Update the rows below by replacing every "ls-item" with "listing-entry", keeping everything else the same, and leave out the pictures.

─── Dataset

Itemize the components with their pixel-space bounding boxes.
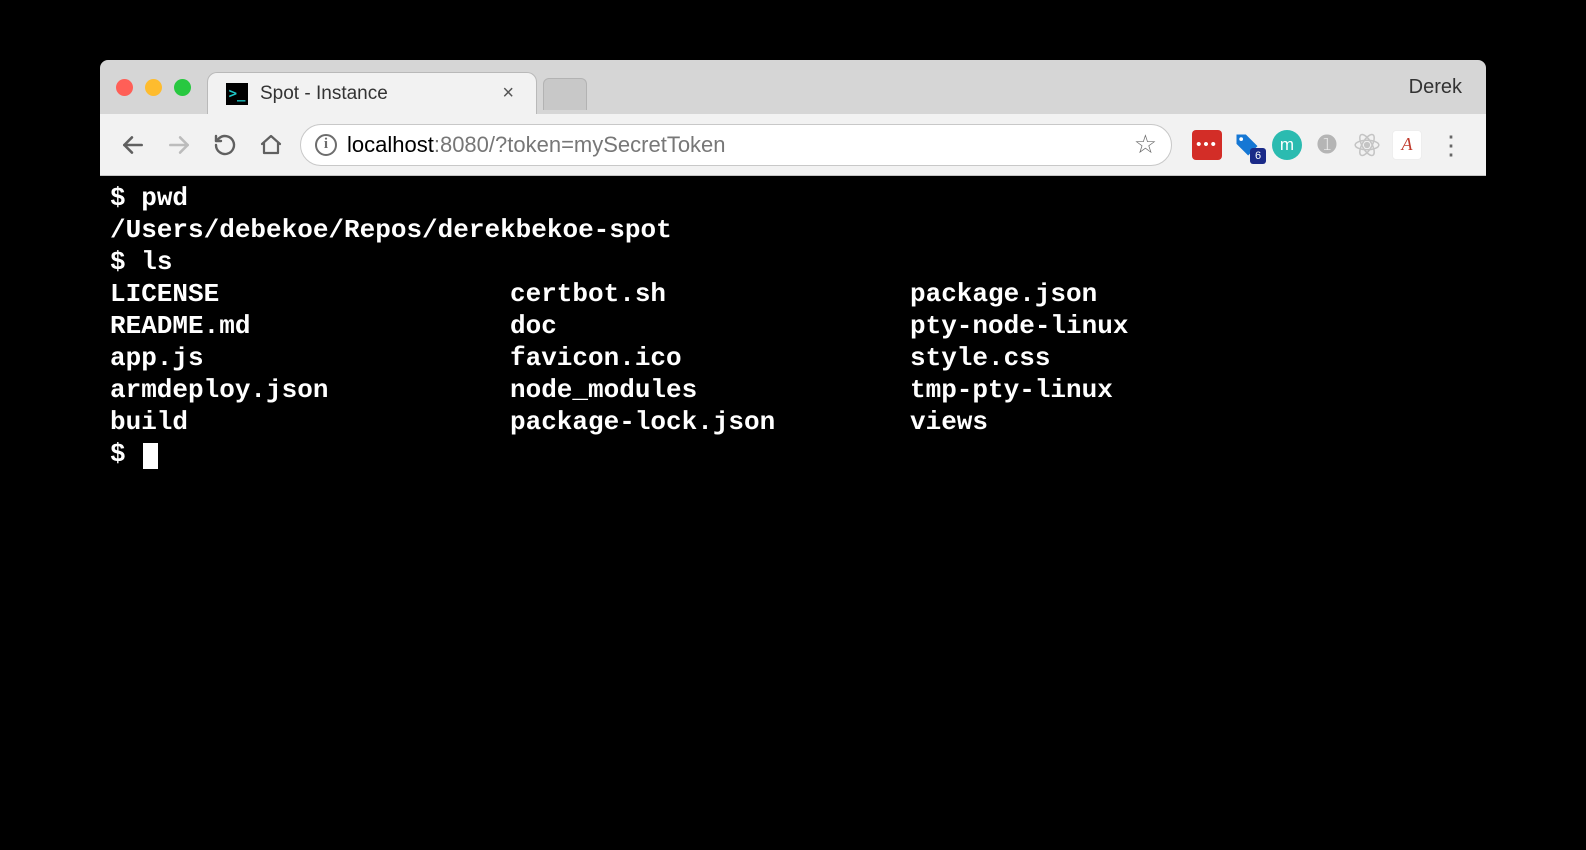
extension-react-icon[interactable] [1352,130,1382,160]
extension-lastpass-icon[interactable]: ••• [1192,130,1222,160]
reload-button[interactable] [208,128,242,162]
url-path: :8080/?token=mySecretToken [434,132,726,157]
terminal-prompt: $ [110,439,126,469]
extensions-row: ••• 6 m ➊ A ⋮ [1184,130,1470,160]
bookmark-star-button[interactable]: ☆ [1134,129,1157,160]
ls-item: README.md [110,311,250,341]
react-atom-icon [1354,132,1380,158]
arrow-left-icon [120,132,146,158]
extension-badge: 6 [1250,148,1266,164]
extension-tag-icon[interactable]: 6 [1232,130,1262,160]
browser-window: >_ Spot - Instance × Derek i localhost:8… [100,60,1486,620]
terminal-favicon-icon: >_ [226,83,248,105]
url-host: localhost [347,132,434,157]
terminal-viewport[interactable]: pwd /Users/debekoe/Repos/derekbekoe-spot… [100,176,1486,620]
browser-tab-active[interactable]: >_ Spot - Instance × [207,72,537,114]
ls-item: pty-node-linux [910,311,1128,341]
ls-col: package.json pty-node-linux style.css tm… [910,278,1476,438]
terminal-line: ls [110,247,172,277]
window-controls [100,60,207,114]
ls-item: node_modules [510,375,697,405]
maximize-window-button[interactable] [174,79,191,96]
ls-item: package.json [910,279,1097,309]
ls-item: favicon.ico [510,343,682,373]
forward-button[interactable] [162,128,196,162]
ls-item: style.css [910,343,1050,373]
tab-close-button[interactable]: × [498,82,518,105]
home-icon [259,133,283,157]
home-button[interactable] [254,128,288,162]
extension-m-icon[interactable]: m [1272,130,1302,160]
minimize-window-button[interactable] [145,79,162,96]
browser-menu-button[interactable]: ⋮ [1432,141,1470,149]
ls-item: armdeploy.json [110,375,328,405]
ls-output: LICENSE README.md app.js armdeploy.json … [110,278,1476,438]
ls-item: package-lock.json [510,407,775,437]
tab-title: Spot - Instance [260,83,486,105]
ls-item: build [110,407,188,437]
browser-toolbar: i localhost:8080/?token=mySecretToken ☆ … [100,114,1486,176]
ls-item: certbot.sh [510,279,666,309]
ls-item: app.js [110,343,204,373]
ls-item: views [910,407,988,437]
terminal-line: pwd [110,183,188,213]
site-info-icon[interactable]: i [315,134,337,156]
ls-col: LICENSE README.md app.js armdeploy.json … [110,278,510,438]
arrow-right-icon [166,132,192,158]
ls-col: certbot.sh doc favicon.ico node_modules … [510,278,910,438]
tab-strip: >_ Spot - Instance × Derek [100,60,1486,114]
ls-item: tmp-pty-linux [910,375,1113,405]
extension-onetab-icon[interactable]: ➊ [1312,130,1342,160]
profile-name[interactable]: Derek [1409,60,1462,114]
ls-item: doc [510,311,557,341]
terminal-cursor [143,443,158,469]
reload-icon [213,133,237,157]
address-bar[interactable]: i localhost:8080/?token=mySecretToken ☆ [300,124,1172,166]
back-button[interactable] [116,128,150,162]
extension-a-icon[interactable]: A [1392,130,1422,160]
close-window-button[interactable] [116,79,133,96]
terminal-output: /Users/debekoe/Repos/derekbekoe-spot [110,215,672,245]
ls-item: LICENSE [110,279,219,309]
new-tab-button[interactable] [543,78,587,110]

──────

▶ **Exercise solution**:
Itemize the components with their pixel-space bounding boxes.
extension-react-icon[interactable] [1352,130,1382,160]
extension-lastpass-icon[interactable]: ••• [1192,130,1222,160]
reload-button[interactable] [208,128,242,162]
url-path: :8080/?token=mySecretToken [434,132,726,157]
terminal-prompt: $ [110,439,126,469]
extensions-row: ••• 6 m ➊ A ⋮ [1184,130,1470,160]
bookmark-star-button[interactable]: ☆ [1134,129,1157,160]
listing-entry: README.md [110,311,250,341]
react-atom-icon [1354,132,1380,158]
arrow-left-icon [120,132,146,158]
extension-badge: 6 [1250,148,1266,164]
extension-tag-icon[interactable]: 6 [1232,130,1262,160]
browser-window: >_ Spot - Instance × Derek i localhost:8… [100,60,1486,620]
terminal-favicon-icon: >_ [226,83,248,105]
url-host: localhost [347,132,434,157]
terminal-viewport[interactable]: pwd /Users/debekoe/Repos/derekbekoe-spot… [100,176,1486,620]
browser-tab-active[interactable]: >_ Spot - Instance × [207,72,537,114]
listing-entry: pty-node-linux [910,311,1128,341]
ls-col: package.json pty-node-linux style.css tm… [910,278,1476,438]
terminal-line: ls [110,247,172,277]
window-controls [100,60,207,114]
listing-entry: node_modules [510,375,697,405]
maximize-window-button[interactable] [174,79,191,96]
listing-entry: package.json [910,279,1097,309]
listing-entry: favicon.ico [510,343,682,373]
forward-button[interactable] [162,128,196,162]
listing-entry: style.css [910,343,1050,373]
tab-close-button[interactable]: × [498,82,518,105]
home-icon [259,133,283,157]
home-button[interactable] [254,128,288,162]
extension-m-icon[interactable]: m [1272,130,1302,160]
minimize-window-button[interactable] [145,79,162,96]
browser-menu-button[interactable]: ⋮ [1432,141,1470,149]
listing-entry: armdeploy.json [110,375,328,405]
ls-output: LICENSE README.md app.js armdeploy.json … [110,278,1476,438]
listing-entry: package-lock.json [510,407,775,437]
tab-title: Spot - Instance [260,83,486,105]
listing-entry: build [110,407,188,437]
browser-toolbar: i localhost:8080/?token=mySecretToken ☆ … [100,114,1486,176]
listing-entry: certbot.sh [510,279,666,309]
listing-entry: app.js [110,343,204,373]
listing-entry: views [910,407,988,437]
terminal-line: pwd [110,183,188,213]
site-info-icon[interactable]: i [315,134,337,156]
ls-col: LICENSE README.md app.js armdeploy.json … [110,278,510,438]
arrow-right-icon [166,132,192,158]
ls-col: certbot.sh doc favicon.ico node_modules … [510,278,910,438]
tab-strip: >_ Spot - Instance × Derek [100,60,1486,114]
listing-entry: tmp-pty-linux [910,375,1113,405]
extension-onetab-icon[interactable]: ➊ [1312,130,1342,160]
profile-name[interactable]: Derek [1409,60,1462,114]
listing-entry: doc [510,311,557,341]
terminal-cursor [143,443,158,469]
reload-icon [213,133,237,157]
address-bar[interactable]: i localhost:8080/?token=mySecretToken ☆ [300,124,1172,166]
back-button[interactable] [116,128,150,162]
extension-a-icon[interactable]: A [1392,130,1422,160]
close-window-button[interactable] [116,79,133,96]
terminal-output: /Users/debekoe/Repos/derekbekoe-spot [110,215,672,245]
listing-entry: LICENSE [110,279,219,309]
new-tab-button[interactable] [543,78,587,110]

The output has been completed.